Written problem ▸ Return all lines in the material below that contain "python".
+++ Records for processing
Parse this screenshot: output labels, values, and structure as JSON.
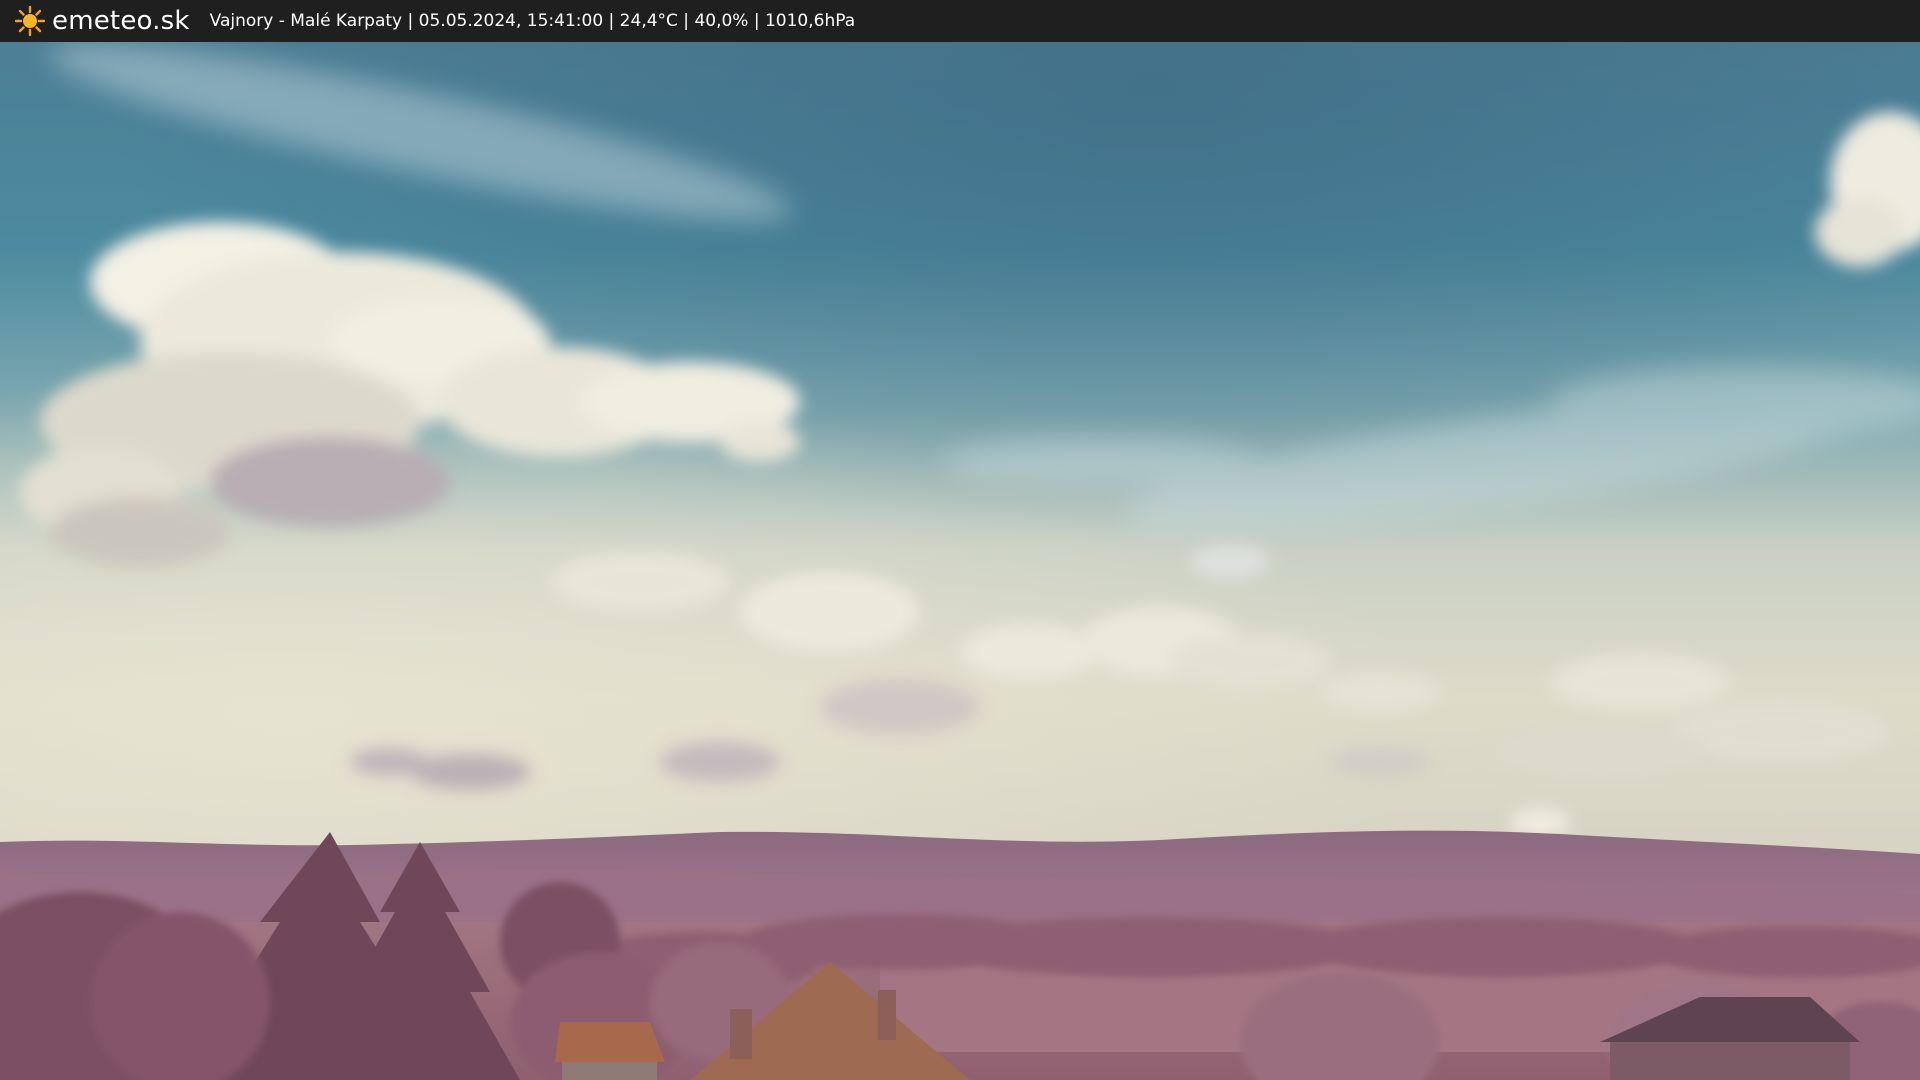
{
  "header": {
    "logo_text": "emeteo.sk",
    "logo_icon": "sun-icon",
    "caption": "Vajnory - Malé Karpaty | 05.05.2024, 15:41:00 | 24,4°C | 40,0% | 1010,6hPa"
  },
  "colors": {
    "bar_bg": "#1f1f1f",
    "sun": "#f4a31a",
    "sky_top": "#4f8a9c",
    "sky_mid": "#8fb6b8",
    "sky_low": "#d8d8c6",
    "hills": "#a07088",
    "vegetation": "#8a5c70",
    "roof": "#a4664a"
  }
}
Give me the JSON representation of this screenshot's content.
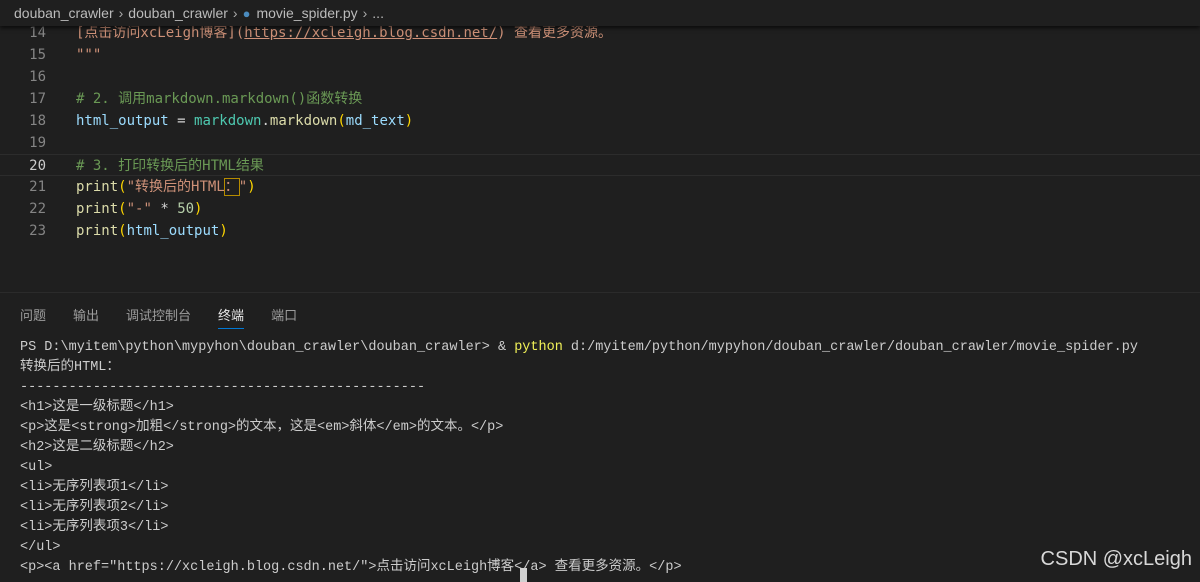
{
  "breadcrumb": [
    "douban_crawler",
    "douban_crawler",
    "movie_spider.py",
    "..."
  ],
  "code_lines": [
    {
      "n": "14",
      "tokens": [
        {
          "t": "[点击访问xcLeigh博客](",
          "c": "#ce9178"
        },
        {
          "t": "https://xcleigh.blog.csdn.net/",
          "c": "#ce9178",
          "u": true
        },
        {
          "t": ") 查看更多资源。",
          "c": "#ce9178"
        }
      ]
    },
    {
      "n": "15",
      "tokens": [
        {
          "t": "\"\"\"",
          "c": "#ce9178"
        }
      ]
    },
    {
      "n": "16",
      "tokens": []
    },
    {
      "n": "17",
      "tokens": [
        {
          "t": "# 2. 调用markdown.markdown()函数转换",
          "c": "#6a9955"
        }
      ]
    },
    {
      "n": "18",
      "tokens": [
        {
          "t": "html_output",
          "c": "#9cdcfe"
        },
        {
          "t": " = ",
          "c": "#d4d4d4"
        },
        {
          "t": "markdown",
          "c": "#4ec9b0"
        },
        {
          "t": ".",
          "c": "#d4d4d4"
        },
        {
          "t": "markdown",
          "c": "#dcdcaa"
        },
        {
          "t": "(",
          "c": "#ffd700"
        },
        {
          "t": "md_text",
          "c": "#9cdcfe"
        },
        {
          "t": ")",
          "c": "#ffd700"
        }
      ]
    },
    {
      "n": "19",
      "tokens": []
    },
    {
      "n": "20",
      "active": true,
      "tokens": [
        {
          "t": "# 3. 打印转换后的HTML结果",
          "c": "#6a9955"
        }
      ]
    },
    {
      "n": "21",
      "tokens": [
        {
          "t": "print",
          "c": "#dcdcaa"
        },
        {
          "t": "(",
          "c": "#ffd700"
        },
        {
          "t": "\"转换后的HTML",
          "c": "#ce9178"
        },
        {
          "t": "：",
          "c": "#ce9178",
          "b": true
        },
        {
          "t": "\"",
          "c": "#ce9178"
        },
        {
          "t": ")",
          "c": "#ffd700"
        }
      ]
    },
    {
      "n": "22",
      "tokens": [
        {
          "t": "print",
          "c": "#dcdcaa"
        },
        {
          "t": "(",
          "c": "#ffd700"
        },
        {
          "t": "\"-\"",
          "c": "#ce9178"
        },
        {
          "t": " * ",
          "c": "#d4d4d4"
        },
        {
          "t": "50",
          "c": "#b5cea8"
        },
        {
          "t": ")",
          "c": "#ffd700"
        }
      ]
    },
    {
      "n": "23",
      "tokens": [
        {
          "t": "print",
          "c": "#dcdcaa"
        },
        {
          "t": "(",
          "c": "#ffd700"
        },
        {
          "t": "html_output",
          "c": "#9cdcfe"
        },
        {
          "t": ")",
          "c": "#ffd700"
        }
      ]
    }
  ],
  "panel_tabs": [
    {
      "label": "问题"
    },
    {
      "label": "输出"
    },
    {
      "label": "调试控制台"
    },
    {
      "label": "终端",
      "active": true
    },
    {
      "label": "端口"
    }
  ],
  "terminal": {
    "prompt": "PS D:\\myitem\\python\\mypyhon\\douban_crawler\\douban_crawler> & ",
    "cmd": "python",
    "args": " d:/myitem/python/mypyhon/douban_crawler/douban_crawler/movie_spider.py",
    "lines": [
      "转换后的HTML：",
      "--------------------------------------------------",
      "<h1>这是一级标题</h1>",
      "<p>这是<strong>加粗</strong>的文本，这是<em>斜体</em>的文本。</p>",
      "<h2>这是二级标题</h2>",
      "<ul>",
      "<li>无序列表项1</li>",
      "<li>无序列表项2</li>",
      "<li>无序列表项3</li>",
      "</ul>",
      "<p><a href=\"https://xcleigh.blog.csdn.net/\">点击访问xcLeigh博客</a> 查看更多资源。</p>"
    ]
  },
  "watermark": "CSDN @xcLeigh"
}
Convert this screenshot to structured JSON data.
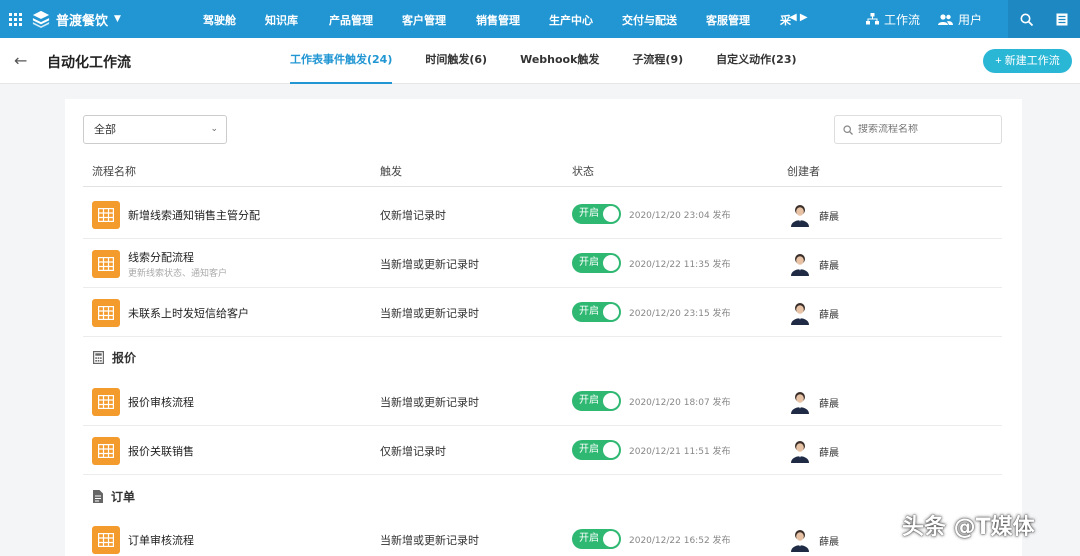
{
  "topnav": {
    "brand": "普渡餐饮",
    "items": [
      "驾驶舱",
      "知识库",
      "产品管理",
      "客户管理",
      "销售管理",
      "生产中心",
      "交付与配送",
      "客服管理",
      "采"
    ],
    "workflow_label": "工作流",
    "users_label": "用户"
  },
  "header": {
    "title": "自动化工作流",
    "tabs": [
      "工作表事件触发(24)",
      "时间触发(6)",
      "Webhook触发",
      "子流程(9)",
      "自定义动作(23)"
    ],
    "new_button": "+ 新建工作流"
  },
  "filters": {
    "select_value": "全部",
    "search_placeholder": "搜索流程名称"
  },
  "columns": [
    "流程名称",
    "触发",
    "状态",
    "创建者"
  ],
  "toggle_label": "开启",
  "groups": [
    "报价",
    "订单"
  ],
  "rows": [
    {
      "name": "新增线索通知销售主管分配",
      "sub": "",
      "trigger": "仅新增记录时",
      "time": "2020/12/20 23:04 发布",
      "creator": "薛晨"
    },
    {
      "name": "线索分配流程",
      "sub": "更新线索状态、通知客户",
      "trigger": "当新增或更新记录时",
      "time": "2020/12/22 11:35 发布",
      "creator": "薛晨"
    },
    {
      "name": "未联系上时发短信给客户",
      "sub": "",
      "trigger": "当新增或更新记录时",
      "time": "2020/12/20 23:15 发布",
      "creator": "薛晨"
    },
    {
      "name": "报价审核流程",
      "sub": "",
      "trigger": "当新增或更新记录时",
      "time": "2020/12/20 18:07 发布",
      "creator": "薛晨"
    },
    {
      "name": "报价关联销售",
      "sub": "",
      "trigger": "仅新增记录时",
      "time": "2020/12/21 11:51 发布",
      "creator": "薛晨"
    },
    {
      "name": "订单审核流程",
      "sub": "",
      "trigger": "当新增或更新记录时",
      "time": "2020/12/22 16:52 发布",
      "creator": "薛晨"
    }
  ],
  "watermark": "头条 @T媒体",
  "colors": {
    "primary": "#2196d3",
    "accent": "#2ab7d6",
    "toggle_on": "#2eb872",
    "row_icon": "#f49b2d"
  }
}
++++++
Reply ▸
    "prompt": "PS D:\\myitem\\python\\mypyhon\\douban_crawler\\douban_crawler> & ",
    "cmd": "python",
    "args": " d:/myitem/python/mypyhon/douban_crawler/douban_crawler/movie_spider.py",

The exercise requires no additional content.